### What you are asked to do
Below are records to be output exactly, every one of them.

### Available records

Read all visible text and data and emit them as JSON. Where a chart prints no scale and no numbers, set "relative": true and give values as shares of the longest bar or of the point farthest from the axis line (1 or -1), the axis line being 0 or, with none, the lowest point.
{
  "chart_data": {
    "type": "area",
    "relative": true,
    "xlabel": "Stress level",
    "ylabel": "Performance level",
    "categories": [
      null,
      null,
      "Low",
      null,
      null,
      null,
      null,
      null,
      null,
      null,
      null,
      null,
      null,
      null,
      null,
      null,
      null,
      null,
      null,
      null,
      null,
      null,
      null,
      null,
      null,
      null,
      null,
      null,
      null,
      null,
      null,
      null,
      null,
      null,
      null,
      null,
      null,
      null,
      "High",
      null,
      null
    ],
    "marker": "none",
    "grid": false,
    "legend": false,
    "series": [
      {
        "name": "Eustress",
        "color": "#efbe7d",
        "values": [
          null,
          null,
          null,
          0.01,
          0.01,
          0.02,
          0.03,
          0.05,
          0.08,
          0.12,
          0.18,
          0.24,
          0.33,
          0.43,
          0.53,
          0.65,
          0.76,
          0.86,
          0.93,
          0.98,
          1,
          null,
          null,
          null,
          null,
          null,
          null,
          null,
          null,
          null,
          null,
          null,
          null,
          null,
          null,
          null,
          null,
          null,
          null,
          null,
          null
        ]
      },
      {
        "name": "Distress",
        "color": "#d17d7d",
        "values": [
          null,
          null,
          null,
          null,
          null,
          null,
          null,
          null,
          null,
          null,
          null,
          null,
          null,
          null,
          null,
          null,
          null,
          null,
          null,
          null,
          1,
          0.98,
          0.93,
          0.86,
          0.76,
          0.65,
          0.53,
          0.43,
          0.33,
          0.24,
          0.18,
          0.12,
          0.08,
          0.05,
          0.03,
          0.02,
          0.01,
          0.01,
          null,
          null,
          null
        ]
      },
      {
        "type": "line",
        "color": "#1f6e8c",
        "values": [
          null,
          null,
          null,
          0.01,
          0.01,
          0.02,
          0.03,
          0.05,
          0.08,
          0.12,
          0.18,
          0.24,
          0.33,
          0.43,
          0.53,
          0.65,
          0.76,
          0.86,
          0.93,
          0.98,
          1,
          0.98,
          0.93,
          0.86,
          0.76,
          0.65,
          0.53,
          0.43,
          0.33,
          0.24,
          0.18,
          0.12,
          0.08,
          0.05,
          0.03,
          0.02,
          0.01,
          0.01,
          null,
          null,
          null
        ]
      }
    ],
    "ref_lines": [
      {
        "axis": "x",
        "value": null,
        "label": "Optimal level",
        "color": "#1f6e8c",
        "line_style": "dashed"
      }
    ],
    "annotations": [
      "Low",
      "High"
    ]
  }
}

### Exercise result
Read all visible text and data and emit them as JSON. Where a chart prints no scale and no numbers, set "relative": true and give values as shares of the longest bar or of the point farthest from the axis line (1 or -1), the axis line being 0 or, with none, the lowest point.
{
  "chart_data": {
    "type": "area",
    "relative": true,
    "xlabel": "Stress level",
    "ylabel": "Performance level",
    "categories": [
      null,
      null,
      "Low",
      null,
      null,
      null,
      null,
      null,
      null,
      null,
      null,
      null,
      null,
      null,
      null,
      null,
      null,
      null,
      null,
      null,
      null,
      null,
      null,
      null,
      null,
      null,
      null,
      null,
      null,
      null,
      null,
      null,
      null,
      null,
      null,
      null,
      null,
      null,
      "High",
      null,
      null
    ],
    "marker": "none",
    "grid": false,
    "legend": false,
    "series": [
      {
        "name": "Eustress",
        "color": "#efbe7d",
        "values": [
          null,
          null,
          null,
          0.01,
          0.01,
          0.02,
          0.03,
          0.05,
          0.08,
          0.12,
          0.18,
          0.24,
          0.33,
          0.43,
          0.53,
          0.65,
          0.76,
          0.86,
          0.93,
          0.98,
          1,
          null,
          null,
          null,
          null,
          null,
          null,
          null,
          null,
          null,
          null,
          null,
          null,
          null,
          null,
          null,
          null,
          null,
          null,
          null,
          null
        ]
      },
      {
        "name": "Distress",
        "color": "#d17d7d",
        "values": [
          null,
          null,
          null,
          null,
          null,
          null,
          null,
          null,
          null,
          null,
          null,
          null,
          null,
          null,
          null,
          null,
          null,
          null,
          null,
          null,
          1,
          0.98,
          0.93,
          0.86,
          0.76,
          0.65,
          0.53,
          0.43,
          0.33,
          0.24,
          0.18,
          0.12,
          0.08,
          0.05,
          0.03,
          0.02,
          0.01,
          0.01,
          null,
          null,
          null
        ]
      },
      {
        "type": "line",
        "color": "#1f6e8c",
        "values": [
          null,
          null,
          null,
          0.01,
          0.01,
          0.02,
          0.03,
          0.05,
          0.08,
          0.12,
          0.18,
          0.24,
          0.33,
          0.43,
          0.53,
          0.65,
          0.76,
          0.86,
          0.93,
          0.98,
          1,
          0.98,
          0.93,
          0.86,
          0.76,
          0.65,
          0.53,
          0.43,
          0.33,
          0.24,
          0.18,
          0.12,
          0.08,
          0.05,
          0.03,
          0.02,
          0.01,
          0.01,
          null,
          null,
          null
        ]
      }
    ],
    "ref_lines": [
      {
        "axis": "x",
        "value": null,
        "label": "Optimal level",
        "color": "#1f6e8c",
        "line_style": "dashed"
      }
    ],
    "annotations": [
      "Low",
      "High"
    ]
  }
}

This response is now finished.